The records below hold pictures; please leave those out and retype the rest exactly.
───── ROWS
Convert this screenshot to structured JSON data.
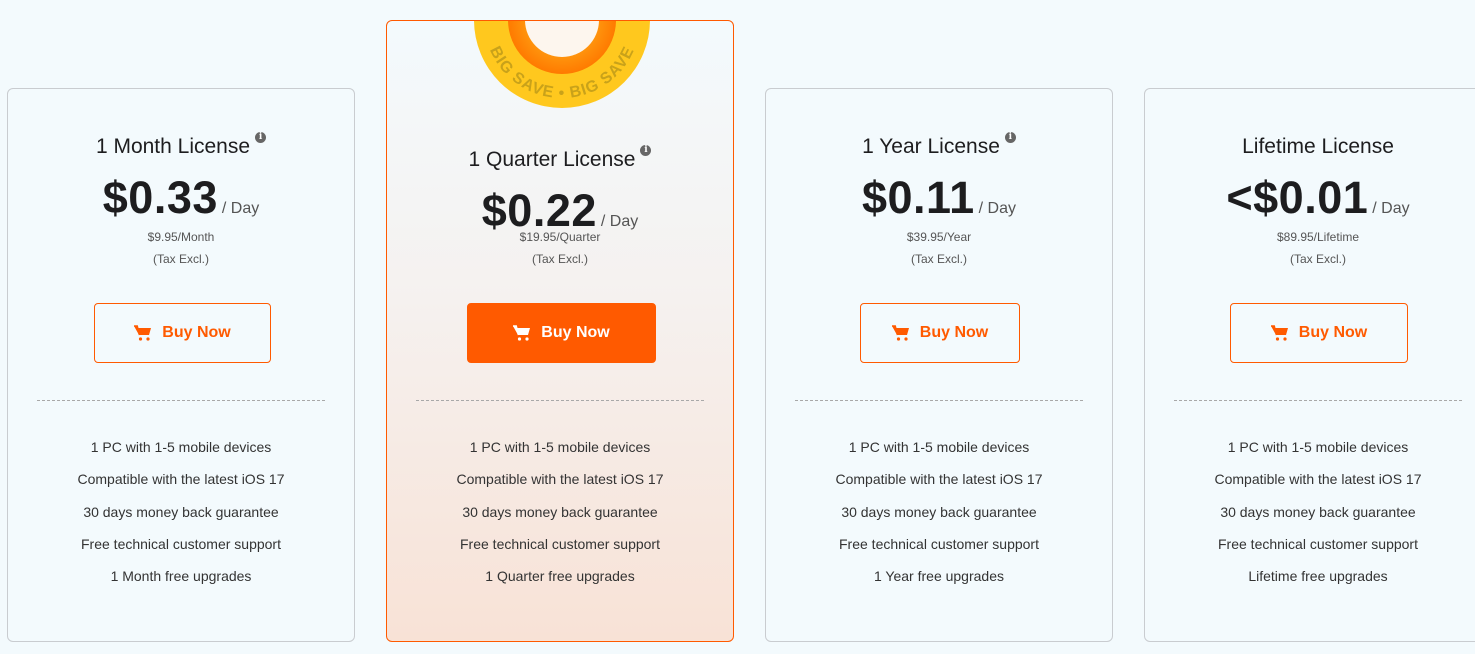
{
  "colors": {
    "accent": "#ff5a00",
    "badge_yellow": "#ffc81e",
    "badge_orange": "#ff7a00",
    "background": "#f3fafd"
  },
  "badge": {
    "text": "BIG SAVE • BIG SAVE"
  },
  "plans": [
    {
      "title": "1 Month License",
      "info_icon": true,
      "price": "$0.33",
      "unit": "/ Day",
      "billing": "$9.95/Month",
      "tax": "(Tax Excl.)",
      "button": "Buy Now",
      "highlighted": false,
      "features": [
        "1 PC with 1-5 mobile devices",
        "Compatible with the latest iOS 17",
        "30 days money back guarantee",
        "Free technical customer support",
        "1 Month free upgrades"
      ]
    },
    {
      "title": "1 Quarter License",
      "info_icon": true,
      "price": "$0.22",
      "unit": "/ Day",
      "billing": "$19.95/Quarter",
      "tax": "(Tax Excl.)",
      "button": "Buy Now",
      "highlighted": true,
      "features": [
        "1 PC with 1-5 mobile devices",
        "Compatible with the latest iOS 17",
        "30 days money back guarantee",
        "Free technical customer support",
        "1 Quarter free upgrades"
      ]
    },
    {
      "title": "1 Year License",
      "info_icon": true,
      "price": "$0.11",
      "unit": "/ Day",
      "billing": "$39.95/Year",
      "tax": "(Tax Excl.)",
      "button": "Buy Now",
      "highlighted": false,
      "features": [
        "1 PC with 1-5 mobile devices",
        "Compatible with the latest iOS 17",
        "30 days money back guarantee",
        "Free technical customer support",
        "1 Year free upgrades"
      ]
    },
    {
      "title": "Lifetime License",
      "info_icon": false,
      "price": "<$0.01",
      "unit": "/ Day",
      "billing": "$89.95/Lifetime",
      "tax": "(Tax Excl.)",
      "button": "Buy Now",
      "highlighted": false,
      "features": [
        "1 PC with 1-5 mobile devices",
        "Compatible with the latest iOS 17",
        "30 days money back guarantee",
        "Free technical customer support",
        "Lifetime free upgrades"
      ]
    }
  ]
}
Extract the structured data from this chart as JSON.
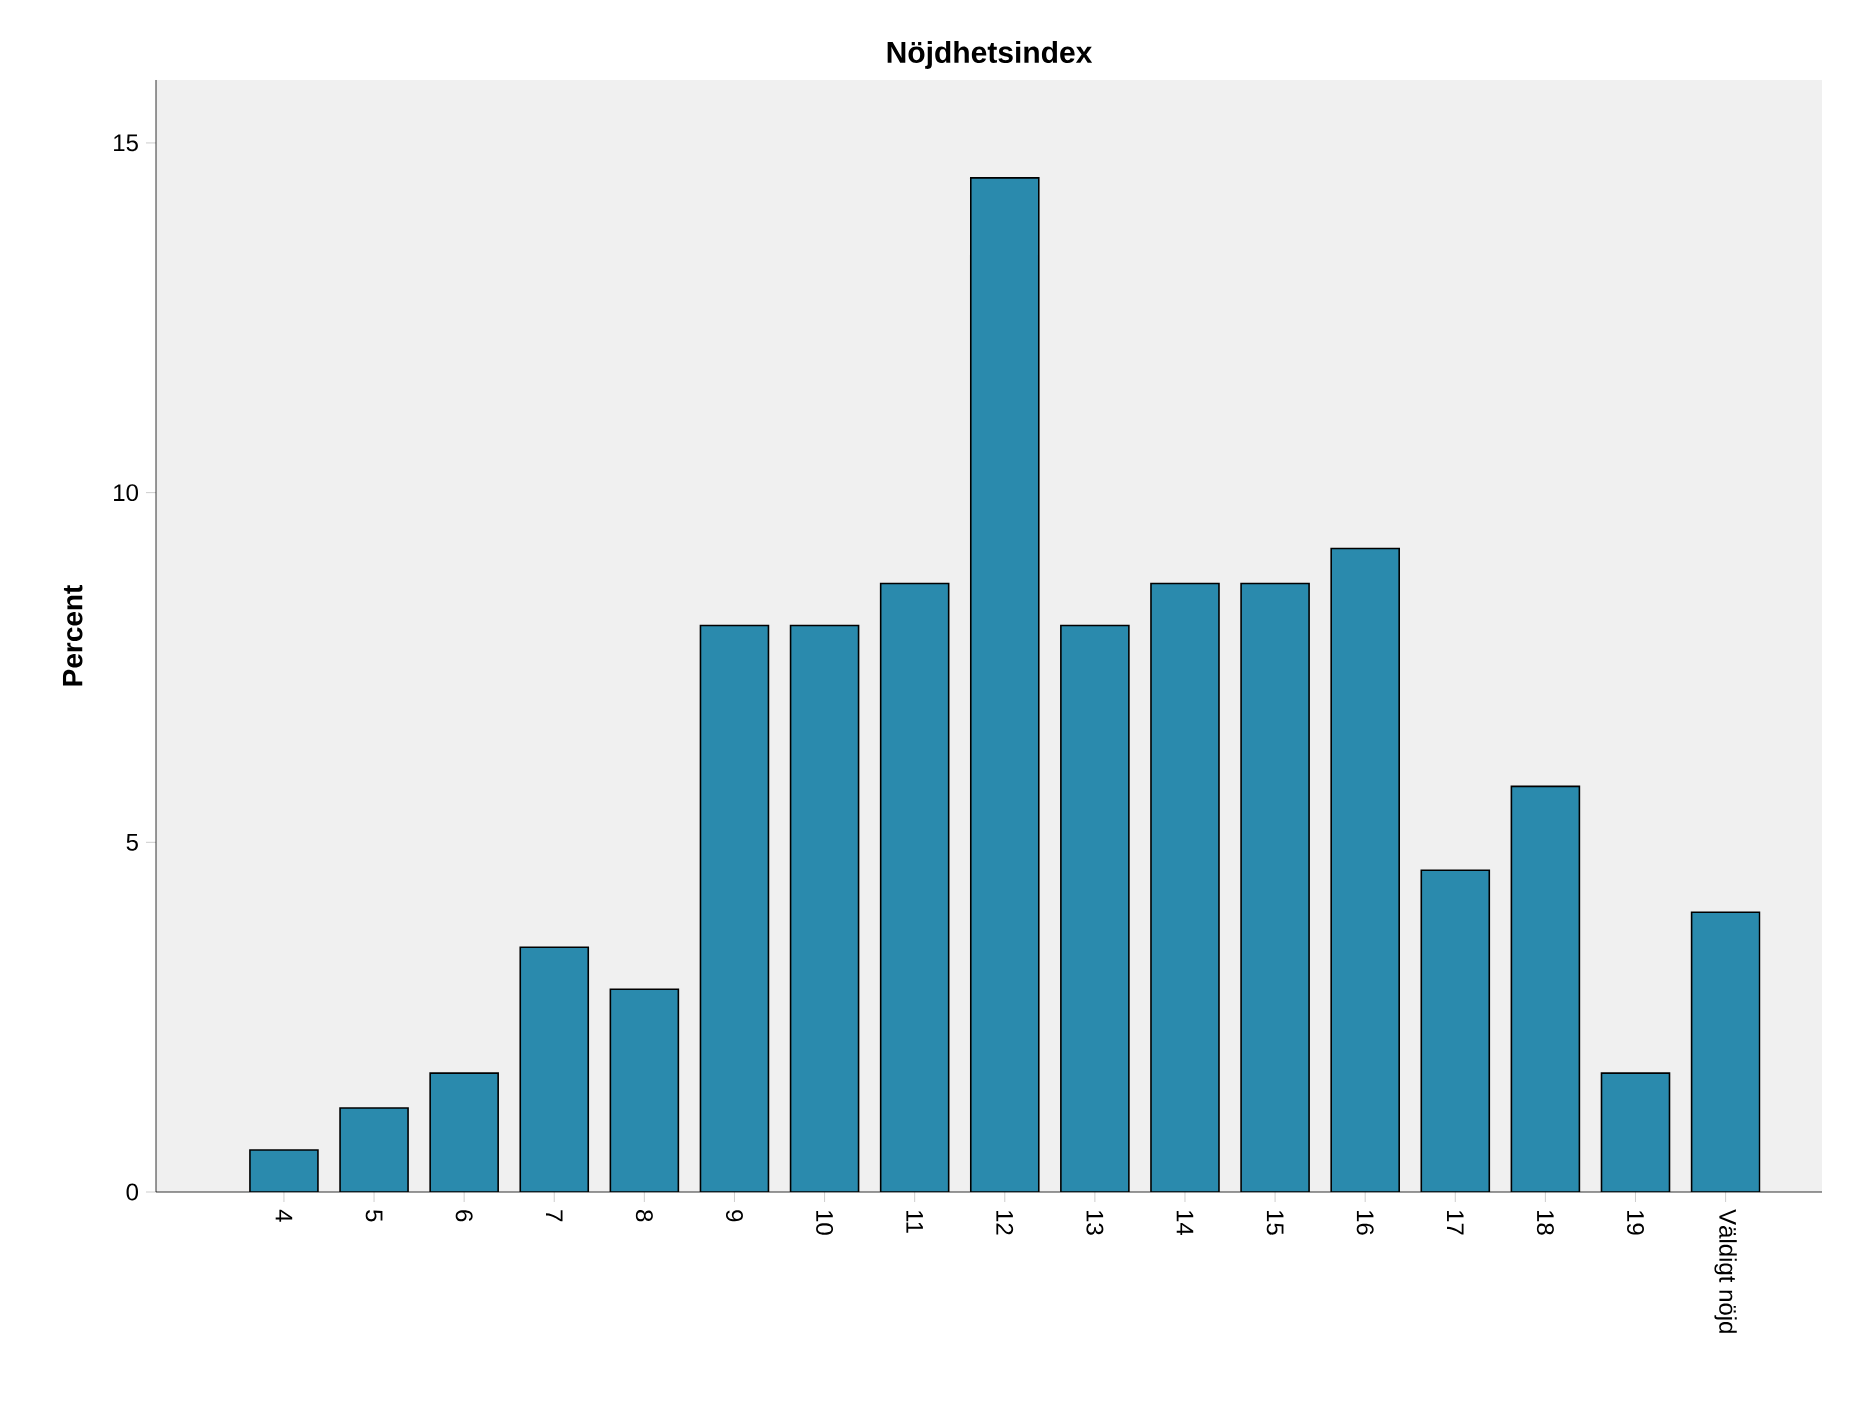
{
  "chart_data": {
    "type": "bar",
    "title": "Nöjdhetsindex",
    "ylabel": "Percent",
    "categories": [
      "4",
      "5",
      "6",
      "7",
      "8",
      "9",
      "10",
      "11",
      "12",
      "13",
      "14",
      "15",
      "16",
      "17",
      "18",
      "19",
      "Väldigt nöjd"
    ],
    "values": [
      0.6,
      1.2,
      1.7,
      3.5,
      2.9,
      8.1,
      8.1,
      8.7,
      14.5,
      8.1,
      8.7,
      8.7,
      9.2,
      4.6,
      5.8,
      1.7,
      4.0
    ],
    "color": "#2a8aad",
    "ylim": [
      0,
      15.9
    ],
    "yticks": [
      0,
      5,
      10,
      15
    ],
    "grid": false
  }
}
──────────
● RESPONSE:
Convert this screenshot to structured JSON data.
{
  "colors": {
    "accent": "#ff5a00",
    "badge_yellow": "#ffc81e",
    "badge_orange": "#ff7a00",
    "background": "#f3fafd"
  },
  "badge": {
    "text": "BIG SAVE • BIG SAVE"
  },
  "plans": [
    {
      "title": "1 Month License",
      "info_icon": true,
      "price": "$0.33",
      "unit": "/ Day",
      "billing": "$9.95/Month",
      "tax": "(Tax Excl.)",
      "button": "Buy Now",
      "highlighted": false,
      "features": [
        "1 PC with 1-5 mobile devices",
        "Compatible with the latest iOS 17",
        "30 days money back guarantee",
        "Free technical customer support",
        "1 Month free upgrades"
      ]
    },
    {
      "title": "1 Quarter License",
      "info_icon": true,
      "price": "$0.22",
      "unit": "/ Day",
      "billing": "$19.95/Quarter",
      "tax": "(Tax Excl.)",
      "button": "Buy Now",
      "highlighted": true,
      "features": [
        "1 PC with 1-5 mobile devices",
        "Compatible with the latest iOS 17",
        "30 days money back guarantee",
        "Free technical customer support",
        "1 Quarter free upgrades"
      ]
    },
    {
      "title": "1 Year License",
      "info_icon": true,
      "price": "$0.11",
      "unit": "/ Day",
      "billing": "$39.95/Year",
      "tax": "(Tax Excl.)",
      "button": "Buy Now",
      "highlighted": false,
      "features": [
        "1 PC with 1-5 mobile devices",
        "Compatible with the latest iOS 17",
        "30 days money back guarantee",
        "Free technical customer support",
        "1 Year free upgrades"
      ]
    },
    {
      "title": "Lifetime License",
      "info_icon": false,
      "price": "<$0.01",
      "unit": "/ Day",
      "billing": "$89.95/Lifetime",
      "tax": "(Tax Excl.)",
      "button": "Buy Now",
      "highlighted": false,
      "features": [
        "1 PC with 1-5 mobile devices",
        "Compatible with the latest iOS 17",
        "30 days money back guarantee",
        "Free technical customer support",
        "Lifetime free upgrades"
      ]
    }
  ]
}
Extract the structured data from this chart as JSON.
{
  "chart_data": {
    "type": "bar",
    "title": "Nöjdhetsindex",
    "ylabel": "Percent",
    "categories": [
      "4",
      "5",
      "6",
      "7",
      "8",
      "9",
      "10",
      "11",
      "12",
      "13",
      "14",
      "15",
      "16",
      "17",
      "18",
      "19",
      "Väldigt nöjd"
    ],
    "values": [
      0.6,
      1.2,
      1.7,
      3.5,
      2.9,
      8.1,
      8.1,
      8.7,
      14.5,
      8.1,
      8.7,
      8.7,
      9.2,
      4.6,
      5.8,
      1.7,
      4.0
    ],
    "color": "#2a8aad",
    "ylim": [
      0,
      15.9
    ],
    "yticks": [
      0,
      5,
      10,
      15
    ],
    "grid": false
  }
}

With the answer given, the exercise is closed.